***** ENTRIES PROVIDED *****
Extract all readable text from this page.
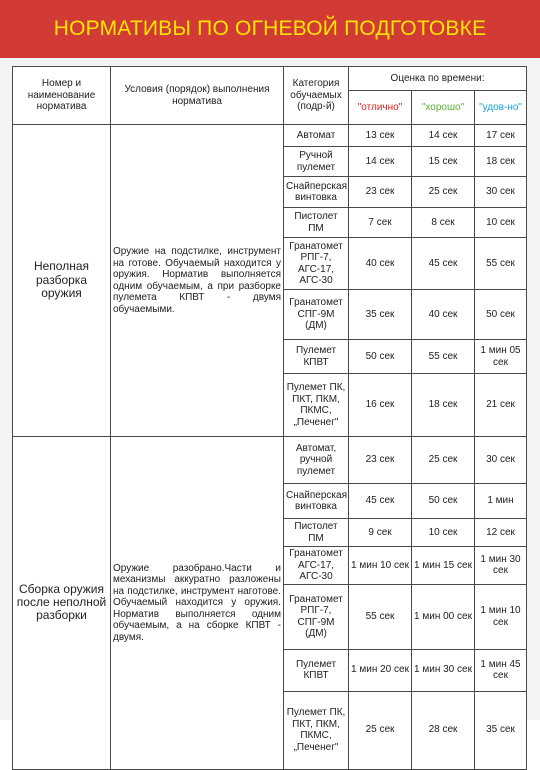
НОРМАТИВЫ ПО ОГНЕВОЙ ПОДГОТОВКЕ
Номер и наименование норматива	Условия (порядок) выполнения норматива	Категория обучаемых (подр-й)	Оценка по времени:		
			"отлично"	"хорошо"	"удов-но"
Неполная разборка оружия	Оружие на подстилке, инструмент на готове. Обучаемый находится у оружия. Норматив выполняется одним обучаемым, а при разборке пулемета КПВТ - двумя обучаемыми.	Автомат	13 сек	14 сек	17 сек
		Ручной пулемет	14 сек	15 сек	18 сек
		Снайперская винтовка	23 сек	25 сек	30 сек
		Пистолет ПМ	7 сек	8 сек	10 сек
		Гранатомет РПГ-7, АГС-17, АГС-30	40 сек	45 сек	55 сек
		Гранатомет СПГ-9М (ДМ)	35 сек	40 сек	50 сек
		Пулемет КПВТ	50 сек	55 сек	1 мин 05 сек
		Пулемет ПК, ПКТ, ПКМ, ПКМС, „Печенег"	16 сек	18 сек	21 сек
Сборка оружия после неполной разборки	Оружие разобрано.Части и механизмы аккуратно разложены на подстилке, инструмент наготове. Обучаемый находится у оружия. Норматив выполняется одним обучаемым, а на сборке КПВТ - двумя.	Автомат, ручной пулемет	23 сек	25 сек	30 сек
		Снайперская винтовка	45 сек	50 сек	1 мин
		Пистолет ПМ	9 сек	10 сек	12 сек
		Гранатомет АГС-17, АГС-30	1 мин 10 сек	1 мин 15 сек	1 мин 30 сек
		Гранатомет РПГ-7, СПГ-9М (ДМ)	55 сек	1 мин 00 сек	1 мин 10 сек
		Пулемет КПВТ	1 мин 20 сек	1 мин 30 сек	1 мин 45 сек
		Пулемет ПК, ПКТ, ПКМ, ПКМС, „Печенег"	25 сек	28 сек	35 сек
*****
Every entry above should be duplicated exactly. Do not include the images.

## RESPONSE
Extract all readable text from this page.
НОРМАТИВЫ ПО ОГНЕВОЙ ПОДГОТОВКЕ
Номер и наименование норматива	Условия (порядок) выполнения норматива	Категория обучаемых (подр-й)	Оценка по времени:		
			"отлично"	"хорошо"	"удов-но"
Неполная разборка оружия	Оружие на подстилке, инструмент на готове. Обучаемый находится у оружия. Норматив выполняется одним обучаемым, а при разборке пулемета КПВТ - двумя обучаемыми.	Автомат	13 сек	14 сек	17 сек
		Ручной пулемет	14 сек	15 сек	18 сек
		Снайперская винтовка	23 сек	25 сек	30 сек
		Пистолет ПМ	7 сек	8 сек	10 сек
		Гранатомет РПГ-7, АГС-17, АГС-30	40 сек	45 сек	55 сек
		Гранатомет СПГ-9М (ДМ)	35 сек	40 сек	50 сек
		Пулемет КПВТ	50 сек	55 сек	1 мин 05 сек
		Пулемет ПК, ПКТ, ПКМ, ПКМС, „Печенег"	16 сек	18 сек	21 сек
Сборка оружия после неполной разборки	Оружие разобрано.Части и механизмы аккуратно разложены на подстилке, инструмент наготове. Обучаемый находится у оружия. Норматив выполняется одним обучаемым, а на сборке КПВТ - двумя.	Автомат, ручной пулемет	23 сек	25 сек	30 сек
		Снайперская винтовка	45 сек	50 сек	1 мин
		Пистолет ПМ	9 сек	10 сек	12 сек
		Гранатомет АГС-17, АГС-30	1 мин 10 сек	1 мин 15 сек	1 мин 30 сек
		Гранатомет РПГ-7, СПГ-9М (ДМ)	55 сек	1 мин 00 сек	1 мин 10 сек
		Пулемет КПВТ	1 мин 20 сек	1 мин 30 сек	1 мин 45 сек
		Пулемет ПК, ПКТ, ПКМ, ПКМС, „Печенег"	25 сек	28 сек	35 сек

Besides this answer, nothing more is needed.